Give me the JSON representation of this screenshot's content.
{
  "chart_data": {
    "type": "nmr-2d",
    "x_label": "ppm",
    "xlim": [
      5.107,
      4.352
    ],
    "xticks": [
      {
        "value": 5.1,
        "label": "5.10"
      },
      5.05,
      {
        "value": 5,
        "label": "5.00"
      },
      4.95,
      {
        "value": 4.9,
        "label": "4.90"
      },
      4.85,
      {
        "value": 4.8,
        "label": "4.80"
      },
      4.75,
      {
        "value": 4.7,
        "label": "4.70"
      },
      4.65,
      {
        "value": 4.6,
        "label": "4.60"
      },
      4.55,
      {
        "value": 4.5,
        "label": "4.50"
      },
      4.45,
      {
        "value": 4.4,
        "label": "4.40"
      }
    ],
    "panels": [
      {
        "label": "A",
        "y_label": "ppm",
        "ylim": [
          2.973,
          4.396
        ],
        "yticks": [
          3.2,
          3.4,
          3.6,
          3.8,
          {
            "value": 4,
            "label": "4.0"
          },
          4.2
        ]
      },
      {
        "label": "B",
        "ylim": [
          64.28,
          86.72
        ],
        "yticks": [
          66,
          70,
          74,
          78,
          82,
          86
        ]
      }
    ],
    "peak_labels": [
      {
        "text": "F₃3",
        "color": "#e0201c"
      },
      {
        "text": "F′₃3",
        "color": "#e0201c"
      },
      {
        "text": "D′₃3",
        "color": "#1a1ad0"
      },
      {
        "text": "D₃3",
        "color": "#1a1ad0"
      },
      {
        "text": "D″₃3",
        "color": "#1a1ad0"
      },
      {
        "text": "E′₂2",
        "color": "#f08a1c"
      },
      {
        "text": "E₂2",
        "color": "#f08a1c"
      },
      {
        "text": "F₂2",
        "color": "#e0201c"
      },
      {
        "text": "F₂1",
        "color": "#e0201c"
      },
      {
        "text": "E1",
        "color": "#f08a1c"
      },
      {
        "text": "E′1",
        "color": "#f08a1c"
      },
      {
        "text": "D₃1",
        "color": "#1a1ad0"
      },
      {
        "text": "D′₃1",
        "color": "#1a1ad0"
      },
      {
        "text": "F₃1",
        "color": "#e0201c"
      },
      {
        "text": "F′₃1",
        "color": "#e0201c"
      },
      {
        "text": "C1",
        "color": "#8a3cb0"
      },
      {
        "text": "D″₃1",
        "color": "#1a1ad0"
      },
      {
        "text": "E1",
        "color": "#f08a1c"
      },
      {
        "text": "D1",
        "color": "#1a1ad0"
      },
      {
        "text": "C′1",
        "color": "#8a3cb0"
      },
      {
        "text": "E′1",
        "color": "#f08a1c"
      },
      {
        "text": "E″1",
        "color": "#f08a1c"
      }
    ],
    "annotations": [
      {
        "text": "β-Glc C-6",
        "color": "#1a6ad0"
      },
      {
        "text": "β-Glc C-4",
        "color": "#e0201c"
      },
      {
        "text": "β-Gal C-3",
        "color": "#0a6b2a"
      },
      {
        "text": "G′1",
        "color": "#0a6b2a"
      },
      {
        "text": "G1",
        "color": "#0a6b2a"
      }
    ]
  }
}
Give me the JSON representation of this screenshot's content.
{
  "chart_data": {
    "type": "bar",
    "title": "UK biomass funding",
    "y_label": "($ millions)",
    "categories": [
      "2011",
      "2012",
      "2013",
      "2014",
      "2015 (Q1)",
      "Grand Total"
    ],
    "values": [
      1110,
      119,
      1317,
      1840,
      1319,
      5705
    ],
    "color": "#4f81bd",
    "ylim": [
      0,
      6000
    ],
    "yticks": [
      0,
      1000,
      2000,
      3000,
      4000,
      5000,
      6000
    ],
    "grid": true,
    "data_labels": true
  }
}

######

EXERCISE =>
Copy all of the data exactly.

EXERCISE OUTPUT =>
Give me the JSON representation of this screenshot's content.
{
  "chart_data": {
    "type": "nmr-2d",
    "x_label": "ppm",
    "xlim": [
      5.107,
      4.352
    ],
    "xticks": [
      {
        "value": 5.1,
        "label": "5.10"
      },
      5.05,
      {
        "value": 5,
        "label": "5.00"
      },
      4.95,
      {
        "value": 4.9,
        "label": "4.90"
      },
      4.85,
      {
        "value": 4.8,
        "label": "4.80"
      },
      4.75,
      {
        "value": 4.7,
        "label": "4.70"
      },
      4.65,
      {
        "value": 4.6,
        "label": "4.60"
      },
      4.55,
      {
        "value": 4.5,
        "label": "4.50"
      },
      4.45,
      {
        "value": 4.4,
        "label": "4.40"
      }
    ],
    "panels": [
      {
        "label": "A",
        "y_label": "ppm",
        "ylim": [
          2.973,
          4.396
        ],
        "yticks": [
          3.2,
          3.4,
          3.6,
          3.8,
          {
            "value": 4,
            "label": "4.0"
          },
          4.2
        ]
      },
      {
        "label": "B",
        "ylim": [
          64.28,
          86.72
        ],
        "yticks": [
          66,
          70,
          74,
          78,
          82,
          86
        ]
      }
    ],
    "peak_labels": [
      {
        "text": "F₃3",
        "color": "#e0201c"
      },
      {
        "text": "F′₃3",
        "color": "#e0201c"
      },
      {
        "text": "D′₃3",
        "color": "#1a1ad0"
      },
      {
        "text": "D₃3",
        "color": "#1a1ad0"
      },
      {
        "text": "D″₃3",
        "color": "#1a1ad0"
      },
      {
        "text": "E′₂2",
        "color": "#f08a1c"
      },
      {
        "text": "E₂2",
        "color": "#f08a1c"
      },
      {
        "text": "F₂2",
        "color": "#e0201c"
      },
      {
        "text": "F₂1",
        "color": "#e0201c"
      },
      {
        "text": "E1",
        "color": "#f08a1c"
      },
      {
        "text": "E′1",
        "color": "#f08a1c"
      },
      {
        "text": "D₃1",
        "color": "#1a1ad0"
      },
      {
        "text": "D′₃1",
        "color": "#1a1ad0"
      },
      {
        "text": "F₃1",
        "color": "#e0201c"
      },
      {
        "text": "F′₃1",
        "color": "#e0201c"
      },
      {
        "text": "C1",
        "color": "#8a3cb0"
      },
      {
        "text": "D″₃1",
        "color": "#1a1ad0"
      },
      {
        "text": "E1",
        "color": "#f08a1c"
      },
      {
        "text": "D1",
        "color": "#1a1ad0"
      },
      {
        "text": "C′1",
        "color": "#8a3cb0"
      },
      {
        "text": "E′1",
        "color": "#f08a1c"
      },
      {
        "text": "E″1",
        "color": "#f08a1c"
      }
    ],
    "annotations": [
      {
        "text": "β-Glc C-6",
        "color": "#1a6ad0"
      },
      {
        "text": "β-Glc C-4",
        "color": "#e0201c"
      },
      {
        "text": "β-Gal C-3",
        "color": "#0a6b2a"
      },
      {
        "text": "G′1",
        "color": "#0a6b2a"
      },
      {
        "text": "G1",
        "color": "#0a6b2a"
      }
    ]
  }
}
Give me the JSON representation of this screenshot's content.
{
  "chart_data": {
    "type": "bar",
    "title": "UK biomass funding",
    "y_label": "($ millions)",
    "categories": [
      "2011",
      "2012",
      "2013",
      "2014",
      "2015 (Q1)",
      "Grand Total"
    ],
    "values": [
      1110,
      119,
      1317,
      1840,
      1319,
      5705
    ],
    "color": "#4f81bd",
    "ylim": [
      0,
      6000
    ],
    "yticks": [
      0,
      1000,
      2000,
      3000,
      4000,
      5000,
      6000
    ],
    "grid": true,
    "data_labels": true
  }
}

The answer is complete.